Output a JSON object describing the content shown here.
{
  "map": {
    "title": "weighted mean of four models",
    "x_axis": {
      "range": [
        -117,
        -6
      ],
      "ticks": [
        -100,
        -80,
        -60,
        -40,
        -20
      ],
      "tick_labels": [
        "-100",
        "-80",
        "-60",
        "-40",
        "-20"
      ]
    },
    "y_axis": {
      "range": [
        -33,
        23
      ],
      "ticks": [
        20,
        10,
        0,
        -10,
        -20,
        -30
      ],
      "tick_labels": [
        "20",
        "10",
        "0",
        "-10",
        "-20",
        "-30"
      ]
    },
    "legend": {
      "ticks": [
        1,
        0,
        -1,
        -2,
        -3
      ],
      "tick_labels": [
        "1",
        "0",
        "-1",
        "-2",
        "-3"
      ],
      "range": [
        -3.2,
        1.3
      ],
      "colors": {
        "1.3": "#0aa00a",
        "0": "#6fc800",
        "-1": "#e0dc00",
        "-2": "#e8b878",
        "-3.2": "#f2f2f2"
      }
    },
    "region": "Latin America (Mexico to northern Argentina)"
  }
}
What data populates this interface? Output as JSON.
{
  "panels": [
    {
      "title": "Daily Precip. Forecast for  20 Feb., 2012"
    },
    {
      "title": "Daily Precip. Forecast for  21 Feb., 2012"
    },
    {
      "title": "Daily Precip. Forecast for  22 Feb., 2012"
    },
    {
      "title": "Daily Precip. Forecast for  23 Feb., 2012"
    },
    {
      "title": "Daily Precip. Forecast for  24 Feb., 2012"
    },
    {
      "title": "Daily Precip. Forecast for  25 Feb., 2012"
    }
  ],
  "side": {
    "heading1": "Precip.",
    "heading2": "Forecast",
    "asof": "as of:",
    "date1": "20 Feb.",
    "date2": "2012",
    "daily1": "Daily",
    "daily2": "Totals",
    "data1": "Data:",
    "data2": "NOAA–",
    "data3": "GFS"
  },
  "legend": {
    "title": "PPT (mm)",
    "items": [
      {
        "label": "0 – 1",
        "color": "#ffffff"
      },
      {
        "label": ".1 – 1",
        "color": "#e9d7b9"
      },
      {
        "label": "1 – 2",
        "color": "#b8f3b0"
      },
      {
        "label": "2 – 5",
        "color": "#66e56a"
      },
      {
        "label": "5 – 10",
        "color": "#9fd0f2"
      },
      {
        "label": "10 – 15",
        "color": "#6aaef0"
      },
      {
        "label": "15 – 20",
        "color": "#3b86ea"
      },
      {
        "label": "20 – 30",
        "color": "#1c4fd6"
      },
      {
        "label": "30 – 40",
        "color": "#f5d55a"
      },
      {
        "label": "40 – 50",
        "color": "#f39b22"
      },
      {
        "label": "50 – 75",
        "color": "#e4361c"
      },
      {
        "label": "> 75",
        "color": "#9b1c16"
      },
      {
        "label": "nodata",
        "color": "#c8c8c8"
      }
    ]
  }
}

[GOAL]
Write the entire listing out again, word for word.

[THE RESPONSE]
Output a JSON object describing the content shown here.
{
  "map": {
    "title": "weighted mean of four models",
    "x_axis": {
      "range": [
        -117,
        -6
      ],
      "ticks": [
        -100,
        -80,
        -60,
        -40,
        -20
      ],
      "tick_labels": [
        "-100",
        "-80",
        "-60",
        "-40",
        "-20"
      ]
    },
    "y_axis": {
      "range": [
        -33,
        23
      ],
      "ticks": [
        20,
        10,
        0,
        -10,
        -20,
        -30
      ],
      "tick_labels": [
        "20",
        "10",
        "0",
        "-10",
        "-20",
        "-30"
      ]
    },
    "legend": {
      "ticks": [
        1,
        0,
        -1,
        -2,
        -3
      ],
      "tick_labels": [
        "1",
        "0",
        "-1",
        "-2",
        "-3"
      ],
      "range": [
        -3.2,
        1.3
      ],
      "colors": {
        "1.3": "#0aa00a",
        "0": "#6fc800",
        "-1": "#e0dc00",
        "-2": "#e8b878",
        "-3.2": "#f2f2f2"
      }
    },
    "region": "Latin America (Mexico to northern Argentina)"
  }
}
What data populates this interface? Output as JSON.
{
  "panels": [
    {
      "title": "Daily Precip. Forecast for  20 Feb., 2012"
    },
    {
      "title": "Daily Precip. Forecast for  21 Feb., 2012"
    },
    {
      "title": "Daily Precip. Forecast for  22 Feb., 2012"
    },
    {
      "title": "Daily Precip. Forecast for  23 Feb., 2012"
    },
    {
      "title": "Daily Precip. Forecast for  24 Feb., 2012"
    },
    {
      "title": "Daily Precip. Forecast for  25 Feb., 2012"
    }
  ],
  "side": {
    "heading1": "Precip.",
    "heading2": "Forecast",
    "asof": "as of:",
    "date1": "20 Feb.",
    "date2": "2012",
    "daily1": "Daily",
    "daily2": "Totals",
    "data1": "Data:",
    "data2": "NOAA–",
    "data3": "GFS"
  },
  "legend": {
    "title": "PPT (mm)",
    "items": [
      {
        "label": "0 – 1",
        "color": "#ffffff"
      },
      {
        "label": ".1 – 1",
        "color": "#e9d7b9"
      },
      {
        "label": "1 – 2",
        "color": "#b8f3b0"
      },
      {
        "label": "2 – 5",
        "color": "#66e56a"
      },
      {
        "label": "5 – 10",
        "color": "#9fd0f2"
      },
      {
        "label": "10 – 15",
        "color": "#6aaef0"
      },
      {
        "label": "15 – 20",
        "color": "#3b86ea"
      },
      {
        "label": "20 – 30",
        "color": "#1c4fd6"
      },
      {
        "label": "30 – 40",
        "color": "#f5d55a"
      },
      {
        "label": "40 – 50",
        "color": "#f39b22"
      },
      {
        "label": "50 – 75",
        "color": "#e4361c"
      },
      {
        "label": "> 75",
        "color": "#9b1c16"
      },
      {
        "label": "nodata",
        "color": "#c8c8c8"
      }
    ]
  }
}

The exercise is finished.